Dataset entries
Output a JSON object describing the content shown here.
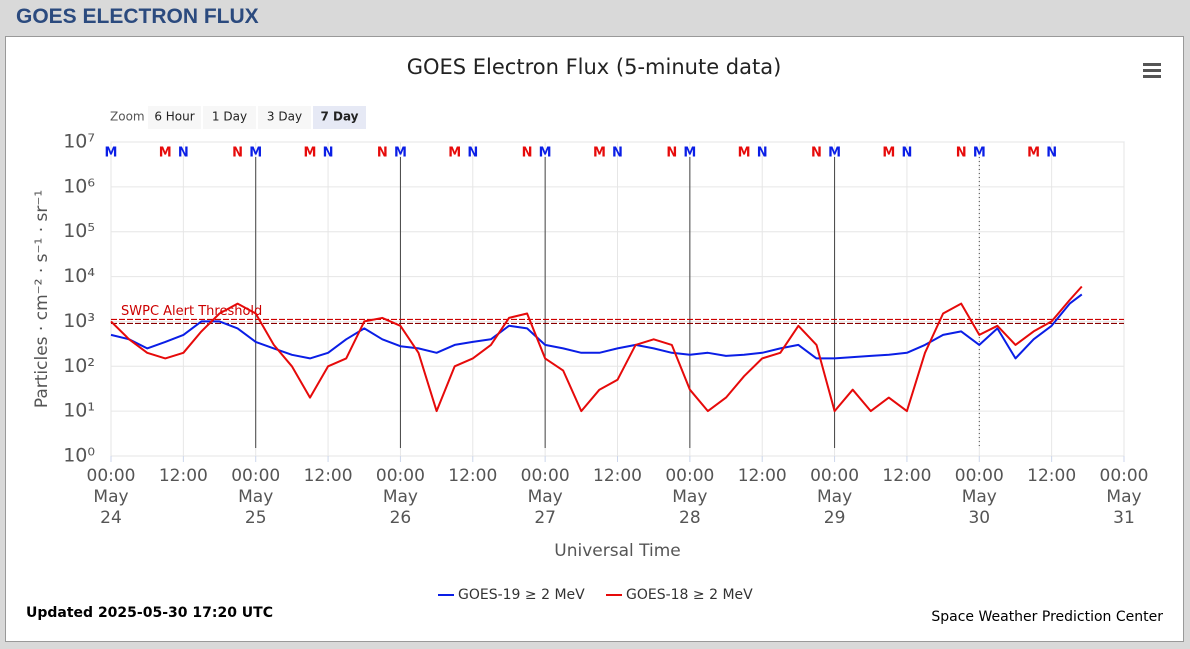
{
  "header": {
    "title": "GOES ELECTRON FLUX"
  },
  "chart_data": {
    "type": "line",
    "title": "GOES Electron Flux (5-minute data)",
    "xlabel": "Universal Time",
    "ylabel": "Particles · cm⁻² · s⁻¹ · sr⁻¹",
    "zoom": {
      "label": "Zoom",
      "buttons": [
        "6 Hour",
        "1 Day",
        "3 Day",
        "7 Day"
      ],
      "selected": 3
    },
    "log_y": true,
    "grid": true,
    "ylim": [
      1,
      10000000
    ],
    "yticks": [
      {
        "value": 1,
        "label": "10⁰"
      },
      {
        "value": 10,
        "label": "10¹"
      },
      {
        "value": 100,
        "label": "10²"
      },
      {
        "value": 1000,
        "label": "10³"
      },
      {
        "value": 10000,
        "label": "10⁴"
      },
      {
        "value": 100000,
        "label": "10⁵"
      },
      {
        "value": 1000000,
        "label": "10⁶"
      },
      {
        "value": 10000000,
        "label": "10⁷"
      }
    ],
    "xlim": [
      0,
      168
    ],
    "xticks": [
      {
        "value": 0,
        "label": "00:00 May 24"
      },
      {
        "value": 12,
        "label": "12:00"
      },
      {
        "value": 24,
        "label": "00:00 May 25"
      },
      {
        "value": 36,
        "label": "12:00"
      },
      {
        "value": 48,
        "label": "00:00 May 26"
      },
      {
        "value": 60,
        "label": "12:00"
      },
      {
        "value": 72,
        "label": "00:00 May 27"
      },
      {
        "value": 84,
        "label": "12:00"
      },
      {
        "value": 96,
        "label": "00:00 May 28"
      },
      {
        "value": 108,
        "label": "12:00"
      },
      {
        "value": 120,
        "label": "00:00 May 29"
      },
      {
        "value": 132,
        "label": "12:00"
      },
      {
        "value": 144,
        "label": "00:00 May 30"
      },
      {
        "value": 156,
        "label": "12:00"
      },
      {
        "value": 168,
        "label": "00:00 May 31"
      }
    ],
    "x": [
      0,
      3,
      6,
      9,
      12,
      15,
      18,
      21,
      24,
      27,
      30,
      33,
      36,
      39,
      42,
      45,
      48,
      51,
      54,
      57,
      60,
      63,
      66,
      69,
      72,
      75,
      78,
      81,
      84,
      87,
      90,
      93,
      96,
      99,
      102,
      105,
      108,
      111,
      114,
      117,
      120,
      123,
      126,
      129,
      132,
      135,
      138,
      141,
      144,
      147,
      150,
      153,
      156,
      159,
      161
    ],
    "series": [
      {
        "name": "GOES-19 ≥ 2 MeV",
        "color": "#0a1ee6",
        "values": [
          500,
          400,
          250,
          350,
          500,
          1000,
          1000,
          700,
          350,
          250,
          180,
          150,
          200,
          400,
          700,
          400,
          280,
          250,
          200,
          300,
          350,
          400,
          800,
          700,
          300,
          250,
          200,
          200,
          250,
          300,
          250,
          200,
          180,
          200,
          170,
          180,
          200,
          250,
          300,
          150,
          150,
          160,
          170,
          180,
          200,
          300,
          500,
          600,
          300,
          700,
          150,
          400,
          800,
          2500,
          4000
        ]
      },
      {
        "name": "GOES-18 ≥ 2 MeV",
        "color": "#e60a0a",
        "values": [
          1000,
          400,
          200,
          150,
          200,
          600,
          1500,
          2500,
          1500,
          300,
          100,
          20,
          100,
          150,
          1000,
          1200,
          800,
          200,
          10,
          100,
          150,
          300,
          1200,
          1500,
          150,
          80,
          10,
          30,
          50,
          300,
          400,
          300,
          30,
          10,
          20,
          60,
          150,
          200,
          800,
          300,
          10,
          30,
          10,
          20,
          10,
          200,
          1500,
          2500,
          500,
          800,
          300,
          600,
          1000,
          3000,
          6000
        ]
      }
    ],
    "threshold": {
      "text": "SWPC Alert Threshold",
      "value": 1000,
      "color": "#cc0000"
    },
    "orbit_markers": [
      {
        "text": "M",
        "color": "#0a1ee6",
        "x": [
          0,
          24,
          48,
          72,
          96,
          120,
          144
        ]
      },
      {
        "text": "N",
        "color": "#0a1ee6",
        "x": [
          12,
          36,
          60,
          84,
          108,
          132,
          156
        ]
      },
      {
        "text": "M",
        "color": "#e60a0a",
        "x": [
          9,
          33,
          57,
          81,
          105,
          129,
          153
        ]
      },
      {
        "text": "N",
        "color": "#e60a0a",
        "x": [
          21,
          45,
          69,
          93,
          117,
          141
        ]
      }
    ],
    "updated": "Updated 2025-05-30 17:20 UTC",
    "credit": "Space Weather Prediction Center"
  }
}
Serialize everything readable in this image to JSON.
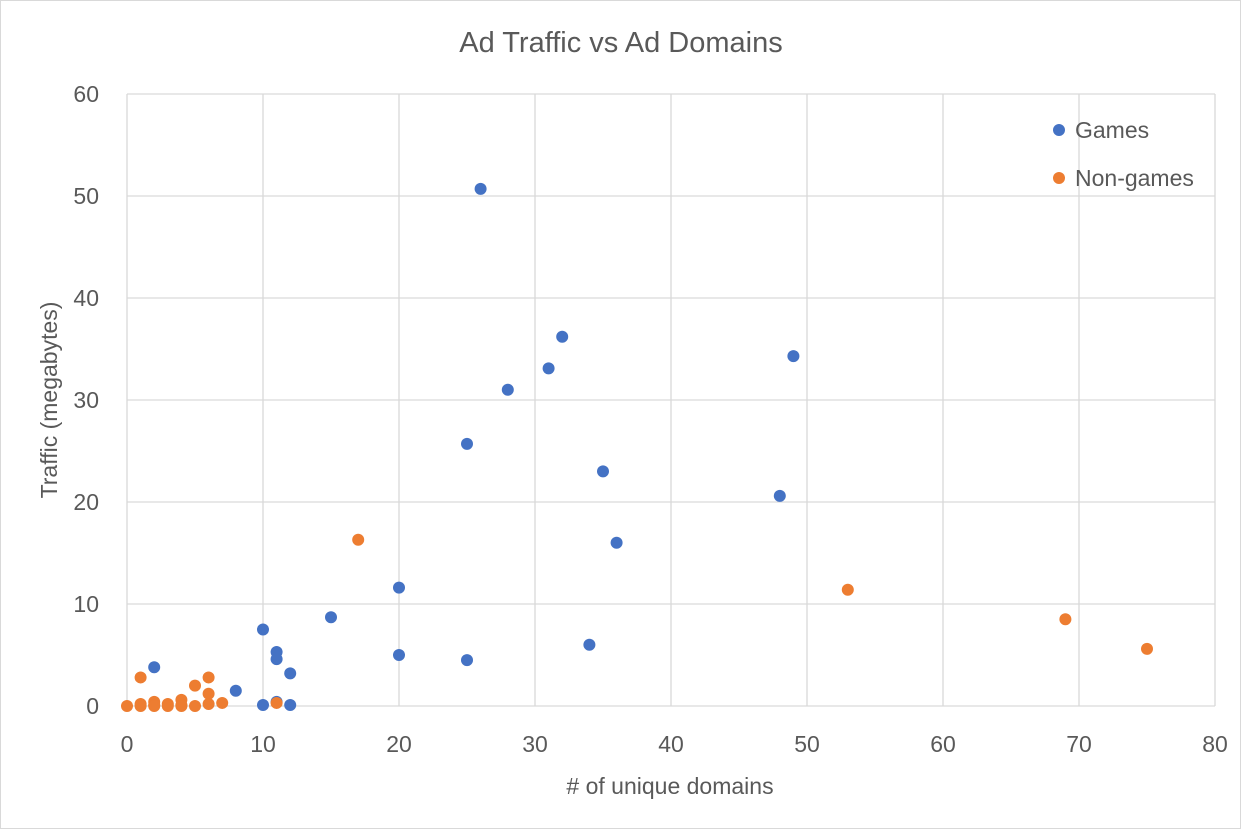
{
  "chart_data": {
    "type": "scatter",
    "title": "Ad Traffic vs Ad Domains",
    "xlabel": "# of unique domains",
    "ylabel": "Traffic (megabytes)",
    "xlim": [
      0,
      80
    ],
    "ylim": [
      0,
      60
    ],
    "x_ticks": [
      0,
      10,
      20,
      30,
      40,
      50,
      60,
      70,
      80
    ],
    "y_ticks": [
      0,
      10,
      20,
      30,
      40,
      50,
      60
    ],
    "grid": true,
    "legend_position": "top-right",
    "series": [
      {
        "name": "Games",
        "color": "#4472C4",
        "points": [
          {
            "x": 26,
            "y": 50.7
          },
          {
            "x": 32,
            "y": 36.2
          },
          {
            "x": 49,
            "y": 34.3
          },
          {
            "x": 31,
            "y": 33.1
          },
          {
            "x": 28,
            "y": 31.0
          },
          {
            "x": 25,
            "y": 25.7
          },
          {
            "x": 35,
            "y": 23.0
          },
          {
            "x": 48,
            "y": 20.6
          },
          {
            "x": 36,
            "y": 16.0
          },
          {
            "x": 20,
            "y": 11.6
          },
          {
            "x": 15,
            "y": 8.7
          },
          {
            "x": 10,
            "y": 7.5
          },
          {
            "x": 34,
            "y": 6.0
          },
          {
            "x": 11,
            "y": 5.3
          },
          {
            "x": 20,
            "y": 5.0
          },
          {
            "x": 11,
            "y": 4.6
          },
          {
            "x": 25,
            "y": 4.5
          },
          {
            "x": 2,
            "y": 3.8
          },
          {
            "x": 12,
            "y": 3.2
          },
          {
            "x": 8,
            "y": 1.5
          },
          {
            "x": 11,
            "y": 0.4
          },
          {
            "x": 10,
            "y": 0.1
          },
          {
            "x": 12,
            "y": 0.1
          }
        ]
      },
      {
        "name": "Non-games",
        "color": "#ED7D31",
        "points": [
          {
            "x": 17,
            "y": 16.3
          },
          {
            "x": 53,
            "y": 11.4
          },
          {
            "x": 69,
            "y": 8.5
          },
          {
            "x": 75,
            "y": 5.6
          },
          {
            "x": 1,
            "y": 2.8
          },
          {
            "x": 6,
            "y": 2.8
          },
          {
            "x": 5,
            "y": 2.0
          },
          {
            "x": 6,
            "y": 1.2
          },
          {
            "x": 4,
            "y": 0.6
          },
          {
            "x": 2,
            "y": 0.4
          },
          {
            "x": 11,
            "y": 0.3
          },
          {
            "x": 7,
            "y": 0.3
          },
          {
            "x": 1,
            "y": 0.2
          },
          {
            "x": 3,
            "y": 0.2
          },
          {
            "x": 6,
            "y": 0.2
          },
          {
            "x": 2,
            "y": 0.1
          },
          {
            "x": 4,
            "y": 0.1
          },
          {
            "x": 0,
            "y": 0.0
          },
          {
            "x": 1,
            "y": 0.0
          },
          {
            "x": 2,
            "y": 0.0
          },
          {
            "x": 3,
            "y": 0.0
          },
          {
            "x": 4,
            "y": 0.0
          },
          {
            "x": 5,
            "y": 0.0
          }
        ]
      }
    ]
  }
}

• **What you will do**
Reproduce each line exactly as it appears, omitting the pictures.

• **Task answer**
Output a JSON object describing the content shown here.
{
  "header": {
    "title": "GOES ELECTRON FLUX"
  },
  "chart_data": {
    "type": "line",
    "title": "GOES Electron Flux (5-minute data)",
    "xlabel": "Universal Time",
    "ylabel": "Particles · cm⁻² · s⁻¹ · sr⁻¹",
    "zoom": {
      "label": "Zoom",
      "buttons": [
        "6 Hour",
        "1 Day",
        "3 Day",
        "7 Day"
      ],
      "selected": 3
    },
    "log_y": true,
    "grid": true,
    "ylim": [
      1,
      10000000
    ],
    "yticks": [
      {
        "value": 1,
        "label": "10⁰"
      },
      {
        "value": 10,
        "label": "10¹"
      },
      {
        "value": 100,
        "label": "10²"
      },
      {
        "value": 1000,
        "label": "10³"
      },
      {
        "value": 10000,
        "label": "10⁴"
      },
      {
        "value": 100000,
        "label": "10⁵"
      },
      {
        "value": 1000000,
        "label": "10⁶"
      },
      {
        "value": 10000000,
        "label": "10⁷"
      }
    ],
    "xlim": [
      0,
      168
    ],
    "xticks": [
      {
        "value": 0,
        "label": "00:00 May 24"
      },
      {
        "value": 12,
        "label": "12:00"
      },
      {
        "value": 24,
        "label": "00:00 May 25"
      },
      {
        "value": 36,
        "label": "12:00"
      },
      {
        "value": 48,
        "label": "00:00 May 26"
      },
      {
        "value": 60,
        "label": "12:00"
      },
      {
        "value": 72,
        "label": "00:00 May 27"
      },
      {
        "value": 84,
        "label": "12:00"
      },
      {
        "value": 96,
        "label": "00:00 May 28"
      },
      {
        "value": 108,
        "label": "12:00"
      },
      {
        "value": 120,
        "label": "00:00 May 29"
      },
      {
        "value": 132,
        "label": "12:00"
      },
      {
        "value": 144,
        "label": "00:00 May 30"
      },
      {
        "value": 156,
        "label": "12:00"
      },
      {
        "value": 168,
        "label": "00:00 May 31"
      }
    ],
    "x": [
      0,
      3,
      6,
      9,
      12,
      15,
      18,
      21,
      24,
      27,
      30,
      33,
      36,
      39,
      42,
      45,
      48,
      51,
      54,
      57,
      60,
      63,
      66,
      69,
      72,
      75,
      78,
      81,
      84,
      87,
      90,
      93,
      96,
      99,
      102,
      105,
      108,
      111,
      114,
      117,
      120,
      123,
      126,
      129,
      132,
      135,
      138,
      141,
      144,
      147,
      150,
      153,
      156,
      159,
      161
    ],
    "series": [
      {
        "name": "GOES-19 ≥ 2 MeV",
        "color": "#0a1ee6",
        "values": [
          500,
          400,
          250,
          350,
          500,
          1000,
          1000,
          700,
          350,
          250,
          180,
          150,
          200,
          400,
          700,
          400,
          280,
          250,
          200,
          300,
          350,
          400,
          800,
          700,
          300,
          250,
          200,
          200,
          250,
          300,
          250,
          200,
          180,
          200,
          170,
          180,
          200,
          250,
          300,
          150,
          150,
          160,
          170,
          180,
          200,
          300,
          500,
          600,
          300,
          700,
          150,
          400,
          800,
          2500,
          4000
        ]
      },
      {
        "name": "GOES-18 ≥ 2 MeV",
        "color": "#e60a0a",
        "values": [
          1000,
          400,
          200,
          150,
          200,
          600,
          1500,
          2500,
          1500,
          300,
          100,
          20,
          100,
          150,
          1000,
          1200,
          800,
          200,
          10,
          100,
          150,
          300,
          1200,
          1500,
          150,
          80,
          10,
          30,
          50,
          300,
          400,
          300,
          30,
          10,
          20,
          60,
          150,
          200,
          800,
          300,
          10,
          30,
          10,
          20,
          10,
          200,
          1500,
          2500,
          500,
          800,
          300,
          600,
          1000,
          3000,
          6000
        ]
      }
    ],
    "threshold": {
      "text": "SWPC Alert Threshold",
      "value": 1000,
      "color": "#cc0000"
    },
    "orbit_markers": [
      {
        "text": "M",
        "color": "#0a1ee6",
        "x": [
          0,
          24,
          48,
          72,
          96,
          120,
          144
        ]
      },
      {
        "text": "N",
        "color": "#0a1ee6",
        "x": [
          12,
          36,
          60,
          84,
          108,
          132,
          156
        ]
      },
      {
        "text": "M",
        "color": "#e60a0a",
        "x": [
          9,
          33,
          57,
          81,
          105,
          129,
          153
        ]
      },
      {
        "text": "N",
        "color": "#e60a0a",
        "x": [
          21,
          45,
          69,
          93,
          117,
          141
        ]
      }
    ],
    "updated": "Updated 2025-05-30 17:20 UTC",
    "credit": "Space Weather Prediction Center"
  }
}
Serialize everything readable in this image to JSON.
{
  "chart_data": {
    "type": "scatter",
    "title": "Ad Traffic vs Ad Domains",
    "xlabel": "# of unique domains",
    "ylabel": "Traffic (megabytes)",
    "xlim": [
      0,
      80
    ],
    "ylim": [
      0,
      60
    ],
    "x_ticks": [
      0,
      10,
      20,
      30,
      40,
      50,
      60,
      70,
      80
    ],
    "y_ticks": [
      0,
      10,
      20,
      30,
      40,
      50,
      60
    ],
    "grid": true,
    "legend_position": "top-right",
    "series": [
      {
        "name": "Games",
        "color": "#4472C4",
        "points": [
          {
            "x": 26,
            "y": 50.7
          },
          {
            "x": 32,
            "y": 36.2
          },
          {
            "x": 49,
            "y": 34.3
          },
          {
            "x": 31,
            "y": 33.1
          },
          {
            "x": 28,
            "y": 31.0
          },
          {
            "x": 25,
            "y": 25.7
          },
          {
            "x": 35,
            "y": 23.0
          },
          {
            "x": 48,
            "y": 20.6
          },
          {
            "x": 36,
            "y": 16.0
          },
          {
            "x": 20,
            "y": 11.6
          },
          {
            "x": 15,
            "y": 8.7
          },
          {
            "x": 10,
            "y": 7.5
          },
          {
            "x": 34,
            "y": 6.0
          },
          {
            "x": 11,
            "y": 5.3
          },
          {
            "x": 20,
            "y": 5.0
          },
          {
            "x": 11,
            "y": 4.6
          },
          {
            "x": 25,
            "y": 4.5
          },
          {
            "x": 2,
            "y": 3.8
          },
          {
            "x": 12,
            "y": 3.2
          },
          {
            "x": 8,
            "y": 1.5
          },
          {
            "x": 11,
            "y": 0.4
          },
          {
            "x": 10,
            "y": 0.1
          },
          {
            "x": 12,
            "y": 0.1
          }
        ]
      },
      {
        "name": "Non-games",
        "color": "#ED7D31",
        "points": [
          {
            "x": 17,
            "y": 16.3
          },
          {
            "x": 53,
            "y": 11.4
          },
          {
            "x": 69,
            "y": 8.5
          },
          {
            "x": 75,
            "y": 5.6
          },
          {
            "x": 1,
            "y": 2.8
          },
          {
            "x": 6,
            "y": 2.8
          },
          {
            "x": 5,
            "y": 2.0
          },
          {
            "x": 6,
            "y": 1.2
          },
          {
            "x": 4,
            "y": 0.6
          },
          {
            "x": 2,
            "y": 0.4
          },
          {
            "x": 11,
            "y": 0.3
          },
          {
            "x": 7,
            "y": 0.3
          },
          {
            "x": 1,
            "y": 0.2
          },
          {
            "x": 3,
            "y": 0.2
          },
          {
            "x": 6,
            "y": 0.2
          },
          {
            "x": 2,
            "y": 0.1
          },
          {
            "x": 4,
            "y": 0.1
          },
          {
            "x": 0,
            "y": 0.0
          },
          {
            "x": 1,
            "y": 0.0
          },
          {
            "x": 2,
            "y": 0.0
          },
          {
            "x": 3,
            "y": 0.0
          },
          {
            "x": 4,
            "y": 0.0
          },
          {
            "x": 5,
            "y": 0.0
          }
        ]
      }
    ]
  }
}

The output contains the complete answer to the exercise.